* WHAT NEEDS TO BE DONE *
List, from the lines below, each one with "Praha" in it.

* * * * * * * * *

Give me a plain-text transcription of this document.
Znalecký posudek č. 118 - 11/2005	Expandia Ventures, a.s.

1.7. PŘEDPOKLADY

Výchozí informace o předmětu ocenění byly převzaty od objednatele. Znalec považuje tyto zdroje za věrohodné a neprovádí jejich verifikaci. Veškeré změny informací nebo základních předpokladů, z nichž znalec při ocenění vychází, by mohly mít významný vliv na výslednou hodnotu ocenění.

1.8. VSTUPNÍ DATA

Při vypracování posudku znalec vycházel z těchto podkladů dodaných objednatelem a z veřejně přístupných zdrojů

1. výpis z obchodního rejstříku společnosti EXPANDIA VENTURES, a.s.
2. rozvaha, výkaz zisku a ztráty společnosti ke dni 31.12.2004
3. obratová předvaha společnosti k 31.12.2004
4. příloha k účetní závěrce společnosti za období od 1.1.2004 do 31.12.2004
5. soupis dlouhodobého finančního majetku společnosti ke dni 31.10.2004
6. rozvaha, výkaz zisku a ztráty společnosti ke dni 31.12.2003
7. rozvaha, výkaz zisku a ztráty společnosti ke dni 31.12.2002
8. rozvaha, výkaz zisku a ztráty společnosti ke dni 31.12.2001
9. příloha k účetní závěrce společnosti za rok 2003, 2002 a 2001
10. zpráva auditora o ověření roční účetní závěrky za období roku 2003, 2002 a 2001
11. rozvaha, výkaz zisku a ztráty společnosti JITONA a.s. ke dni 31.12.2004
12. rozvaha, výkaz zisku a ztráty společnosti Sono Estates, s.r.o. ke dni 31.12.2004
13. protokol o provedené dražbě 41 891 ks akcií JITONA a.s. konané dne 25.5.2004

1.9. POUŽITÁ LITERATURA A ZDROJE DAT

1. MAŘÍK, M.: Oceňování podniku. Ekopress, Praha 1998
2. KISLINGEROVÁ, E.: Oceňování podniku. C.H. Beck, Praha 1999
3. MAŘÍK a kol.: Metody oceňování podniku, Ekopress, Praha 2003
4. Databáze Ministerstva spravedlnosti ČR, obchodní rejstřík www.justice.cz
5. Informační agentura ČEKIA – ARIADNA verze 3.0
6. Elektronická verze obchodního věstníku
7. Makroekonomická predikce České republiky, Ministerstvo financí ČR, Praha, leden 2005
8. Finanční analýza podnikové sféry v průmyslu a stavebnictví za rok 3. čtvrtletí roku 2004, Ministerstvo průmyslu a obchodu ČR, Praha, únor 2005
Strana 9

* * * * * * * * *

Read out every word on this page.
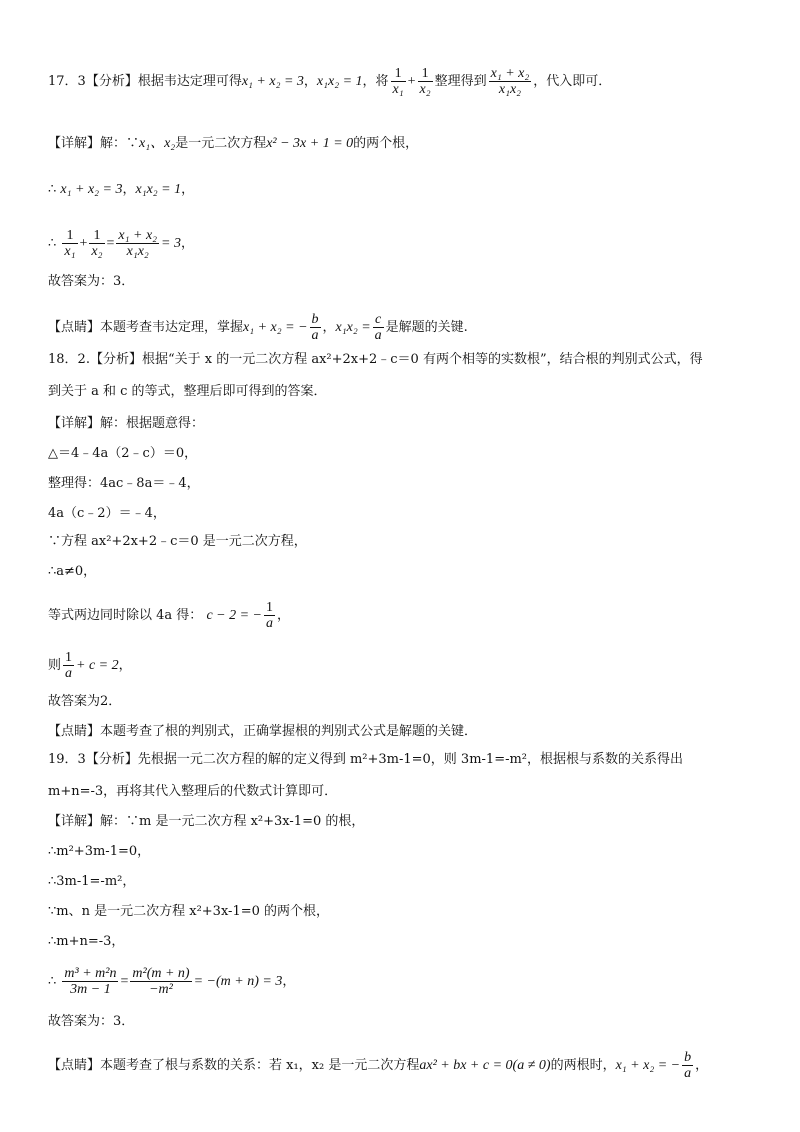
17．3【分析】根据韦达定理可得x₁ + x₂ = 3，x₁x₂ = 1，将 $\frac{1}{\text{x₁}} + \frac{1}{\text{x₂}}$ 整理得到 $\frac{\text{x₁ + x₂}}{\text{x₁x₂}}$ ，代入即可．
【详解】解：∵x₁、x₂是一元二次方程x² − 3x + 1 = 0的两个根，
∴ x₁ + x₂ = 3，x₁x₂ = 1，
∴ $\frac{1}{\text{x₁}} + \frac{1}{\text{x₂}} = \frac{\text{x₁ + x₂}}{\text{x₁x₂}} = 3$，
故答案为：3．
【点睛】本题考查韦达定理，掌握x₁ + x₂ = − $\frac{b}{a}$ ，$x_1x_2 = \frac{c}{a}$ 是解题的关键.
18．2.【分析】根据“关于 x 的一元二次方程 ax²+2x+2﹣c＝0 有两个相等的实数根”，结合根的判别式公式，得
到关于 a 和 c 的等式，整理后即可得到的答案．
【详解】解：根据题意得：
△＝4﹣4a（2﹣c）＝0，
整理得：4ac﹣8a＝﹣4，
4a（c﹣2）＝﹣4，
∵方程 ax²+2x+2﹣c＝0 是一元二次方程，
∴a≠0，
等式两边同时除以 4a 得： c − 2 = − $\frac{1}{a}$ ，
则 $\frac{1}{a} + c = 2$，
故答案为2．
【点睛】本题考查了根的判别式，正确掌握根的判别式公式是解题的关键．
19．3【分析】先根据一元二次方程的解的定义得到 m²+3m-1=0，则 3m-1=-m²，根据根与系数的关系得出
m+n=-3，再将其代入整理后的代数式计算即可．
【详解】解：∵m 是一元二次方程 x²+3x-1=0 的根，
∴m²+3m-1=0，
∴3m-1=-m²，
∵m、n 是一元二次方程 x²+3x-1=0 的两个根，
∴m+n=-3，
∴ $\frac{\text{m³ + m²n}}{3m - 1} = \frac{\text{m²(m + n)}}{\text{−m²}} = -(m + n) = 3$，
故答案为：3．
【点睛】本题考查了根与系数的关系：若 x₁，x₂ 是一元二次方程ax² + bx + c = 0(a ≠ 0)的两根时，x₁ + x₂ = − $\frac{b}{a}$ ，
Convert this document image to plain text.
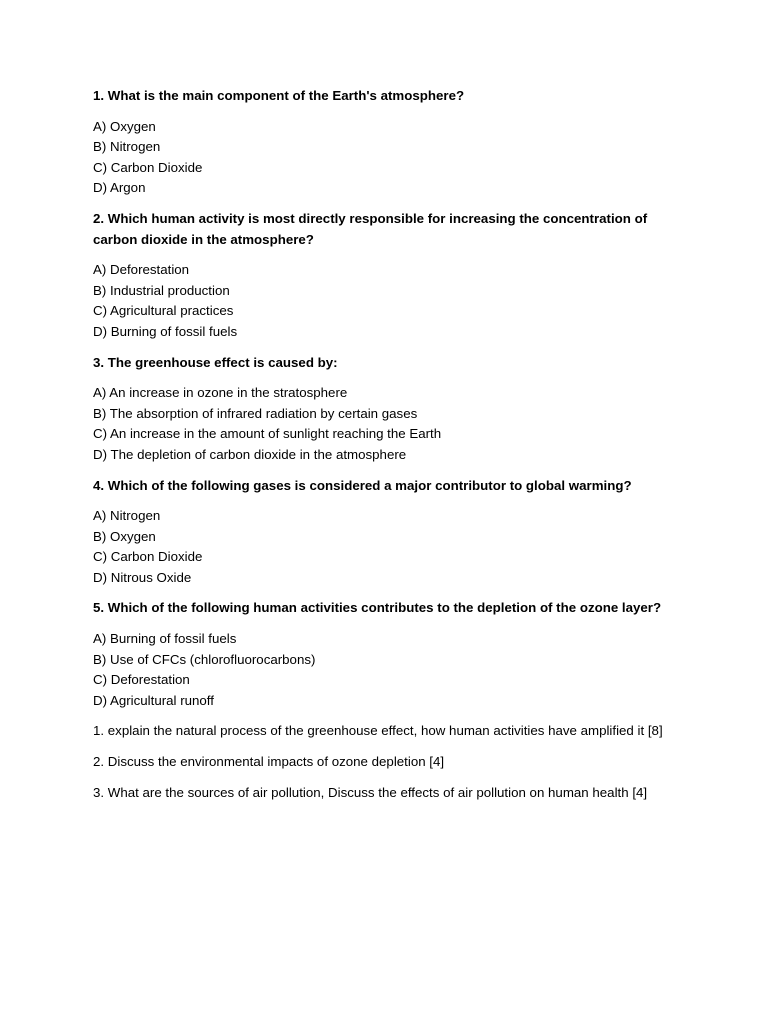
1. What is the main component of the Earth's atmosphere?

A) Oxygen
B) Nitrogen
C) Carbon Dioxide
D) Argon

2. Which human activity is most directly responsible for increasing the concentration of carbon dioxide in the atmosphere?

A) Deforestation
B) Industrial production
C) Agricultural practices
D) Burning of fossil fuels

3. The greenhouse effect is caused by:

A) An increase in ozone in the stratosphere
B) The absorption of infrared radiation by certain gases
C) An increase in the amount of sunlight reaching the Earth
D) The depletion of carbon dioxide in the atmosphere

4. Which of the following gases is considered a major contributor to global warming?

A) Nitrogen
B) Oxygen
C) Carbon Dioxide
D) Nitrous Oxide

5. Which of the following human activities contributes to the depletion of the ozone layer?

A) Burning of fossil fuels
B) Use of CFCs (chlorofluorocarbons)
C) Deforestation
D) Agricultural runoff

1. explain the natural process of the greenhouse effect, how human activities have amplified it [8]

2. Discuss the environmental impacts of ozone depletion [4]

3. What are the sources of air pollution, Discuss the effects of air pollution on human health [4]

* * * * * * * * *

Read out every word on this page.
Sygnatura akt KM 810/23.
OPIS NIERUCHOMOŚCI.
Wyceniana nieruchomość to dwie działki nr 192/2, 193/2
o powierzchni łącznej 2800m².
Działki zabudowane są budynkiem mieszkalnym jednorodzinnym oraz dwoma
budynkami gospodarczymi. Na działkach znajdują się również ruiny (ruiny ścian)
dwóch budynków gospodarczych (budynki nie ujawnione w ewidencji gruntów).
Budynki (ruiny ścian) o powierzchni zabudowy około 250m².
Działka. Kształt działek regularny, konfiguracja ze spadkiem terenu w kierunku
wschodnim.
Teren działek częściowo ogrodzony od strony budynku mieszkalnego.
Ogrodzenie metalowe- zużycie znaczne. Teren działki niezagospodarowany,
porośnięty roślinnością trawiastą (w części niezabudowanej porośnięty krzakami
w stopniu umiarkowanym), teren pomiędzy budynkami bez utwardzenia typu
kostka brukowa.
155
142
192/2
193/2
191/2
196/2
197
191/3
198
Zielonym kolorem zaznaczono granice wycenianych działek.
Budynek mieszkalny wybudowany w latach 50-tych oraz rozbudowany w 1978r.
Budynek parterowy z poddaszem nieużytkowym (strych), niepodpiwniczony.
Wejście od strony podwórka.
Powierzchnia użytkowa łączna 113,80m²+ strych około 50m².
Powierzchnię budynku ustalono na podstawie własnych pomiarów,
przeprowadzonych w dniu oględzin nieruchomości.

* * * * * * * * *

* EXERCISE RESPONSE *
1. MAŘÍK, M.: Oceňování podniku. Ekopress, Praha 1998
2. KISLINGEROVÁ, E.: Oceňování podniku. C.H. Beck, Praha 1999
3. MAŘÍK a kol.: Metody oceňování podniku, Ekopress, Praha 2003
7. Makroekonomická predikce České republiky, Ministerstvo financí ČR, Praha, leden 2005
8. Finanční analýza podnikové sféry v průmyslu a stavebnictví za rok 3. čtvrtletí roku 2004, Ministerstvo průmyslu a obchodu ČR, Praha, únor 2005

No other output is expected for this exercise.